# [Required task]
Locate the string "Sales" throughout the material and copy every line in which it occurs.

# [The data]
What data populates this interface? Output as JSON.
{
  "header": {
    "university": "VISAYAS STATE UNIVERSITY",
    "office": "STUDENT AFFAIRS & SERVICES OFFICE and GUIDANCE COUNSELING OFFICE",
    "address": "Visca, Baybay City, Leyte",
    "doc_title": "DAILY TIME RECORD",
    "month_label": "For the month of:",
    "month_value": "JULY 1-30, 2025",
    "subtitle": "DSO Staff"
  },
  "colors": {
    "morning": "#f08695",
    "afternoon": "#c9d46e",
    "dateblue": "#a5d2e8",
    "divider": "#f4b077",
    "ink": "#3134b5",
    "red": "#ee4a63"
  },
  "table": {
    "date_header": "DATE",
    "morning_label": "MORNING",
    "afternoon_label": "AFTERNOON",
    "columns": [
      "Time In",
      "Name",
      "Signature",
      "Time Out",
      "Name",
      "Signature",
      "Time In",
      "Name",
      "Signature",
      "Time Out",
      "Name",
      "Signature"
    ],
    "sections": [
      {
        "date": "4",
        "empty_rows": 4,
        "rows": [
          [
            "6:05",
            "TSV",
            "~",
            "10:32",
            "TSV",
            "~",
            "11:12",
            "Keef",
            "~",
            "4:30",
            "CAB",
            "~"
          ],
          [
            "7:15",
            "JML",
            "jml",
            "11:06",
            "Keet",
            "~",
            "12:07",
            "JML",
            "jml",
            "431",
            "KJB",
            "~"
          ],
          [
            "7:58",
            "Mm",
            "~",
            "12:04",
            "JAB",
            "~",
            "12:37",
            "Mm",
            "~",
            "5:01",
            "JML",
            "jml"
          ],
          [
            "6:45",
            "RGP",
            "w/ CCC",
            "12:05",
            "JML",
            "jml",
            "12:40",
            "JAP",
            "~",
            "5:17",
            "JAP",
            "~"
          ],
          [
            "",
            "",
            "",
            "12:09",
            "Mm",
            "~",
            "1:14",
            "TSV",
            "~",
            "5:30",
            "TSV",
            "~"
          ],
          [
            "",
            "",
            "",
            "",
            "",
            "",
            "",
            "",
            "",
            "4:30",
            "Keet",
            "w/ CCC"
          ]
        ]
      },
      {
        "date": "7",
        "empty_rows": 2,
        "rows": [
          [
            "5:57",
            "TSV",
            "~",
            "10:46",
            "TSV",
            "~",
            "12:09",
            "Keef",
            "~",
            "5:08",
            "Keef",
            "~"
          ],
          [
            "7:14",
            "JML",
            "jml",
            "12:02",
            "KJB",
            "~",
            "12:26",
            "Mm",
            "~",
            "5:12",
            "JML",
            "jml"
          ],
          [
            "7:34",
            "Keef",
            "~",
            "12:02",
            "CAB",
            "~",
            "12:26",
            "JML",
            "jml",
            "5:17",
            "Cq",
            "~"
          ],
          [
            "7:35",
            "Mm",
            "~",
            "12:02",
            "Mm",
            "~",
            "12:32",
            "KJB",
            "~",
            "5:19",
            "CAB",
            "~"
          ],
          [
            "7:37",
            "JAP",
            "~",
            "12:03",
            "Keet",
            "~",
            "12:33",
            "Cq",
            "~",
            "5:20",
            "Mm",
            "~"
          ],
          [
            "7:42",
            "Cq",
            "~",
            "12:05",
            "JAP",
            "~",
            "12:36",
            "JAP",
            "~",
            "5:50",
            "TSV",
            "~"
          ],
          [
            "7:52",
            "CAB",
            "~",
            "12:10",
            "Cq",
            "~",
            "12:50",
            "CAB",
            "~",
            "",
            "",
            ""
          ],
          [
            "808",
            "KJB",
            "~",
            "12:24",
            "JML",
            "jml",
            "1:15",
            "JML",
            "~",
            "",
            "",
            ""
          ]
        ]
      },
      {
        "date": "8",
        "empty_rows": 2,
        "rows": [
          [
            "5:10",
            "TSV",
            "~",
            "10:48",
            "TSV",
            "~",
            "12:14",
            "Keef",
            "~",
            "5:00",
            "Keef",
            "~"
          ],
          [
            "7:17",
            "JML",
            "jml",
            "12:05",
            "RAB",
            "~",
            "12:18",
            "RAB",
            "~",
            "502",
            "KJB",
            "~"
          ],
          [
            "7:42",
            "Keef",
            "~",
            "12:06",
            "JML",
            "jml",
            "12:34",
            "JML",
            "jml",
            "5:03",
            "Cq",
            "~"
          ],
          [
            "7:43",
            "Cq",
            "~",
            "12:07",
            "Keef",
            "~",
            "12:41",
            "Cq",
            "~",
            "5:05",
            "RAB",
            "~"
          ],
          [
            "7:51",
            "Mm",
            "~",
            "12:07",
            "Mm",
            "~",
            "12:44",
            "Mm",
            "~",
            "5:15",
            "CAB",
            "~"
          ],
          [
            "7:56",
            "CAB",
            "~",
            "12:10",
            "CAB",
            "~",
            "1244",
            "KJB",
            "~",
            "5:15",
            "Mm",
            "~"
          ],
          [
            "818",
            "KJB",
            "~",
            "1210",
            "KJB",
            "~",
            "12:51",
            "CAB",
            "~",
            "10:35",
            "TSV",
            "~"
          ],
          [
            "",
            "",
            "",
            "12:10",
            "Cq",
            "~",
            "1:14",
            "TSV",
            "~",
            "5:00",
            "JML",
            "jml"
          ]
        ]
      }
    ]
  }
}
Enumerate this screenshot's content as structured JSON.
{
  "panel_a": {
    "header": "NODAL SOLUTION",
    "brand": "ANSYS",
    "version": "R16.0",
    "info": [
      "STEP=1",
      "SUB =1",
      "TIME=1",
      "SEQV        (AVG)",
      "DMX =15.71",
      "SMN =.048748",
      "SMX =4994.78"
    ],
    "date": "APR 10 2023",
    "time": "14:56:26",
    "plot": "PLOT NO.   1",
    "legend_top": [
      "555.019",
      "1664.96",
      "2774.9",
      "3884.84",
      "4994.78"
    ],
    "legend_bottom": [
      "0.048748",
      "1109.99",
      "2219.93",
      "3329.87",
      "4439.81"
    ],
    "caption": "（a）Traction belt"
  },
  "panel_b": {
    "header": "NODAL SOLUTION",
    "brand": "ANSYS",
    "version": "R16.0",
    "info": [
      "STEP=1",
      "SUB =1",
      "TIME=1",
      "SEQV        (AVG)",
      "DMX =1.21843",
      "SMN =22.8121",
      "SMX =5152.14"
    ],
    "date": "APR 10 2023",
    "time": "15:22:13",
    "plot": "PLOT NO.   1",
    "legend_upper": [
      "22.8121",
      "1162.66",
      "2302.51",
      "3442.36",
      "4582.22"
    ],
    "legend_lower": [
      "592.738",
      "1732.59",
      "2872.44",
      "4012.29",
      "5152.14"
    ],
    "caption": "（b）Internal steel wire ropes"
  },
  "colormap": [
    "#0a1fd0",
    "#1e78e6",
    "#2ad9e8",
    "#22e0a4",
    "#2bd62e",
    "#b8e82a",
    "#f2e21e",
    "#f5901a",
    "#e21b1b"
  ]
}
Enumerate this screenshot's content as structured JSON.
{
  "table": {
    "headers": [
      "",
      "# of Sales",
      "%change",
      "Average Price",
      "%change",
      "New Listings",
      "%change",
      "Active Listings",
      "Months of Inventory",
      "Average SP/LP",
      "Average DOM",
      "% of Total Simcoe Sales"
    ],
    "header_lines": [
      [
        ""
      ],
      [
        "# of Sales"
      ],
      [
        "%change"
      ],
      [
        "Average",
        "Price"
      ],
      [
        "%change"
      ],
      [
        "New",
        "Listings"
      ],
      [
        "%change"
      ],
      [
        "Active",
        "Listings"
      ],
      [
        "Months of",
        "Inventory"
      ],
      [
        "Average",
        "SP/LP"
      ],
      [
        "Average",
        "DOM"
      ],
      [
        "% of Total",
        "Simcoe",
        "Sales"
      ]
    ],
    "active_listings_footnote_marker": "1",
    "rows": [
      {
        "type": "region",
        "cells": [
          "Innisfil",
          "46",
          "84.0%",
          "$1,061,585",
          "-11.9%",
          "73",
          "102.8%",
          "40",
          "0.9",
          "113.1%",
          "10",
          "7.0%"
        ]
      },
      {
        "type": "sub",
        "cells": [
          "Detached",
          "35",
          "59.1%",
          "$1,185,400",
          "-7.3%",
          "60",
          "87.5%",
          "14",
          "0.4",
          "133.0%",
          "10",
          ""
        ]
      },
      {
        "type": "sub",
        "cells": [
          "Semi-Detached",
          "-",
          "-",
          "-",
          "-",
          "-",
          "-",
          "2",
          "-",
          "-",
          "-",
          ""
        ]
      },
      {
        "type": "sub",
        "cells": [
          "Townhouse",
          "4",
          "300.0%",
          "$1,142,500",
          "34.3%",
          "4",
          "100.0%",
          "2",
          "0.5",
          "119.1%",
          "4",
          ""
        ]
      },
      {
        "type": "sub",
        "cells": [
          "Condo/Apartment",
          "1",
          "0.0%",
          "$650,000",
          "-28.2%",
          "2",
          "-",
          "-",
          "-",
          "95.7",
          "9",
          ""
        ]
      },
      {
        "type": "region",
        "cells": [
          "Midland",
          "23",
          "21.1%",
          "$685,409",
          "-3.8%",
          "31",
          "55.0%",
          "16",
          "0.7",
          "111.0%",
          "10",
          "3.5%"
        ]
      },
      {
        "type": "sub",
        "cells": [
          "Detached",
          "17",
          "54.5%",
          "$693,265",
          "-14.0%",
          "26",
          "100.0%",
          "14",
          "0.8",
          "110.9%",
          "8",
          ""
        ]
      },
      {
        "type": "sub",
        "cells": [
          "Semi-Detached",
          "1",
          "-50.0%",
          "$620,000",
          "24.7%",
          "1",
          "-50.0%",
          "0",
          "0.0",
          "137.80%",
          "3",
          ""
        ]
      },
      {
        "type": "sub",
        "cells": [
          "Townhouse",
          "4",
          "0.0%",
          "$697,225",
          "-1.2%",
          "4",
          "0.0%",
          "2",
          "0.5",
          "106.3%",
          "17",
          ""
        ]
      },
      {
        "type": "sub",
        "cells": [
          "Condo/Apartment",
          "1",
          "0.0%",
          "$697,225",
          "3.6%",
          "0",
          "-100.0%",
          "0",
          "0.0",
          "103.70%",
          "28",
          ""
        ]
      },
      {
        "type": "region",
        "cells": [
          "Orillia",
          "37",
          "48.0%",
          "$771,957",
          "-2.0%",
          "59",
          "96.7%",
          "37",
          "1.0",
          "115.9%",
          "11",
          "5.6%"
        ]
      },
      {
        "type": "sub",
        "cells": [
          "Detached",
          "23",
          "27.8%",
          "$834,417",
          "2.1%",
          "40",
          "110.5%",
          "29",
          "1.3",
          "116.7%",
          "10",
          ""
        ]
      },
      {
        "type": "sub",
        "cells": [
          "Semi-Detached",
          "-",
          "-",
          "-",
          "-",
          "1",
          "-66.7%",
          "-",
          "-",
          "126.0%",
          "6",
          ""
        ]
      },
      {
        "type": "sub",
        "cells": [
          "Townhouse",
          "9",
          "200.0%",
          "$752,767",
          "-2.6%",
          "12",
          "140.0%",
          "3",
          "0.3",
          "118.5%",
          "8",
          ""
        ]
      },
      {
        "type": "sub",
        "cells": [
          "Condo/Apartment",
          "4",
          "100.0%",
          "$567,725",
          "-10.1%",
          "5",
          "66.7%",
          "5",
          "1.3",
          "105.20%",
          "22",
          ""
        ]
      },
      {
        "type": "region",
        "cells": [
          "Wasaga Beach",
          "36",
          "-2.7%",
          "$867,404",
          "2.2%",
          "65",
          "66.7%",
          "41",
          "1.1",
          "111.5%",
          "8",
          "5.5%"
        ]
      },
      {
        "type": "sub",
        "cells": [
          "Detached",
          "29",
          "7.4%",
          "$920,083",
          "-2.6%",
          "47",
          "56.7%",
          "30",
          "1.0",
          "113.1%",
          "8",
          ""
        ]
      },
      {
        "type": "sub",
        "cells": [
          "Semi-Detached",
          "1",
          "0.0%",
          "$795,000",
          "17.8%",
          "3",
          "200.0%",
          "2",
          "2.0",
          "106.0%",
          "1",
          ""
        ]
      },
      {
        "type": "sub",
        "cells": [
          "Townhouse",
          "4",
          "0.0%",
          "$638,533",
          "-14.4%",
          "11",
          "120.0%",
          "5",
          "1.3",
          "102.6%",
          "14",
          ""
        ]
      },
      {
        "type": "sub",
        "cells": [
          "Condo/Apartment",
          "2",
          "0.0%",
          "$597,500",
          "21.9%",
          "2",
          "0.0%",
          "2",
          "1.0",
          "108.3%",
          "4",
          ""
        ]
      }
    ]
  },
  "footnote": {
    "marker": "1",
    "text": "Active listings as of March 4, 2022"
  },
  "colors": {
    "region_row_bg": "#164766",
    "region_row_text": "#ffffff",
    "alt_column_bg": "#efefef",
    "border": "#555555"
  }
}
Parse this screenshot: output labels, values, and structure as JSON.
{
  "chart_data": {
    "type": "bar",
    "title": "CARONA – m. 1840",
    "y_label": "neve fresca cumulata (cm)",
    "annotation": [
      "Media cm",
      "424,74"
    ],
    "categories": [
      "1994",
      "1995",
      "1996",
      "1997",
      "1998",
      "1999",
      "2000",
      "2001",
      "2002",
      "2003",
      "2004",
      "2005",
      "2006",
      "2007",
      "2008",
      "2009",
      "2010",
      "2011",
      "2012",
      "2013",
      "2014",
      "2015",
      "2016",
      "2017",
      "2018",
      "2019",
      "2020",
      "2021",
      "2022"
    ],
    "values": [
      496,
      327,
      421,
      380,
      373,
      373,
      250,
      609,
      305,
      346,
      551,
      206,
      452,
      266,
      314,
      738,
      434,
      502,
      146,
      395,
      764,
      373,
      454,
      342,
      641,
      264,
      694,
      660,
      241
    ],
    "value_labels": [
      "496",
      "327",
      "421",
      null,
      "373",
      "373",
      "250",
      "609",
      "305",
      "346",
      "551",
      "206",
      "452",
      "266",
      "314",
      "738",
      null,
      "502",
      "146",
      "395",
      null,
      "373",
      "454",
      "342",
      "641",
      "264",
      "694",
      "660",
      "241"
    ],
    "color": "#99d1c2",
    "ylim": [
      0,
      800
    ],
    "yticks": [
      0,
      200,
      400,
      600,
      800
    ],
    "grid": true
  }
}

# [Complete answer]
      "# of Sales",
      "% of Total Simcoe Sales"
        "# of Sales"
        "Sales"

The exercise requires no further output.